## Set exercise:
Scan the records and identify every line in which the string "image" occurs, then return those lines.

## Material:
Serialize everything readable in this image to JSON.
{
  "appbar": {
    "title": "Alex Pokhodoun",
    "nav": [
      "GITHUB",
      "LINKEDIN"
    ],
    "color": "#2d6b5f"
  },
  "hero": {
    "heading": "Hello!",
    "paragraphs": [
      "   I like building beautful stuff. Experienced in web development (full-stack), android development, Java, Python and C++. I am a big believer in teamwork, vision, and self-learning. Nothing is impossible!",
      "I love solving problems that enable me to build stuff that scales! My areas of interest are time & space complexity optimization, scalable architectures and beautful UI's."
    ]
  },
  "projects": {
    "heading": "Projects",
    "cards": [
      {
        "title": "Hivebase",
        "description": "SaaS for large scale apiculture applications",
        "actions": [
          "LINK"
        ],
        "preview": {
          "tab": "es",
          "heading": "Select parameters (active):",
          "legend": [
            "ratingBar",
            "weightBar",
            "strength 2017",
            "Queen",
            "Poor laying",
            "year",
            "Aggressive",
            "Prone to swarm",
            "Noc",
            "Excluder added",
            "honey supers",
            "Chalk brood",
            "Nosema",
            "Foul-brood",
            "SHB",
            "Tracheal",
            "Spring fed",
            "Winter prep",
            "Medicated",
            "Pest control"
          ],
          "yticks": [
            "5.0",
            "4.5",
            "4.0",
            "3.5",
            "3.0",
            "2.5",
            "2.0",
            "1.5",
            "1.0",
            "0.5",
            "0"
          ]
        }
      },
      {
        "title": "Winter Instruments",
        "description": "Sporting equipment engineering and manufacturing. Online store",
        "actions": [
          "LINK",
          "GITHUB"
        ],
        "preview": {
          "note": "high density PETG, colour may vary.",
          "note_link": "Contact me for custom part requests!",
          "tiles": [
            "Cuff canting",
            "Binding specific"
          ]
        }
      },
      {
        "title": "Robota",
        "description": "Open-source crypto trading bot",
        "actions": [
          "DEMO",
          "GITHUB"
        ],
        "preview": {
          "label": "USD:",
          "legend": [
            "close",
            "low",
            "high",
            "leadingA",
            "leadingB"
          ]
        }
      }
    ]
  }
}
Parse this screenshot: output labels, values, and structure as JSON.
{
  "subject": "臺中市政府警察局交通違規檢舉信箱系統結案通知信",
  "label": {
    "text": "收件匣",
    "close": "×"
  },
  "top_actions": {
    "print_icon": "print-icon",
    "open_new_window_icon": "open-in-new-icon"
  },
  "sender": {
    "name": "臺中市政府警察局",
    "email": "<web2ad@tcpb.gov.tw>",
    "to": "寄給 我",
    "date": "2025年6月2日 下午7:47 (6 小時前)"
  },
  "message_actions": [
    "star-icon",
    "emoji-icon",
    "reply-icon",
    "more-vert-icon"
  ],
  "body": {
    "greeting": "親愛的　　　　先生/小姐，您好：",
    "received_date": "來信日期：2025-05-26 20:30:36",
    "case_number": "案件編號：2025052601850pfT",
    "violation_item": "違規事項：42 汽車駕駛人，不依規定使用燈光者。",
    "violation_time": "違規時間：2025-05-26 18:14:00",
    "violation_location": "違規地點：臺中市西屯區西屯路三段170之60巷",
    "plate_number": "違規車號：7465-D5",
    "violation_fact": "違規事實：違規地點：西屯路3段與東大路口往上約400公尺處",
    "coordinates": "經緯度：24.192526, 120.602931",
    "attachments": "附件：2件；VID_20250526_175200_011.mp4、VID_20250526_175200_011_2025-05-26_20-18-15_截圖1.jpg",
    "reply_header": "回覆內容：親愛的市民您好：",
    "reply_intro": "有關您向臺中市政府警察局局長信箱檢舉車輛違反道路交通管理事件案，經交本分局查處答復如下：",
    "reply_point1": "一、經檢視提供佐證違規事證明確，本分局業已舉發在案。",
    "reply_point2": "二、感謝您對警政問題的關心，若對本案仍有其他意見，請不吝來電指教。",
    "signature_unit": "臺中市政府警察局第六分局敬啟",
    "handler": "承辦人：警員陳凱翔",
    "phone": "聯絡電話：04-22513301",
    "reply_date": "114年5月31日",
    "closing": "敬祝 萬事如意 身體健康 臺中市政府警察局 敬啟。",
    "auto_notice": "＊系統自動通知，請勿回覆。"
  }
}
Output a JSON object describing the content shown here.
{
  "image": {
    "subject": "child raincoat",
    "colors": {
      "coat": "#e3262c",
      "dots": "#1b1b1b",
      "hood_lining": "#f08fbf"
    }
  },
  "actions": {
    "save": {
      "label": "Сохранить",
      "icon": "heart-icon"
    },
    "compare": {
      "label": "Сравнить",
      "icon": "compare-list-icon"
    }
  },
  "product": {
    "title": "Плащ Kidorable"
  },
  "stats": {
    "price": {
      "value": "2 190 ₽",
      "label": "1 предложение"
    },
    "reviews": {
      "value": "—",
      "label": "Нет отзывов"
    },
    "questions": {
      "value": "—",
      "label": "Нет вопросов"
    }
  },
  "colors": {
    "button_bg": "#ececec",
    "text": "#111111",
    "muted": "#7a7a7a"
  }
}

## Complete response:
Serialize everything readable in this image to JSON.
  "image": {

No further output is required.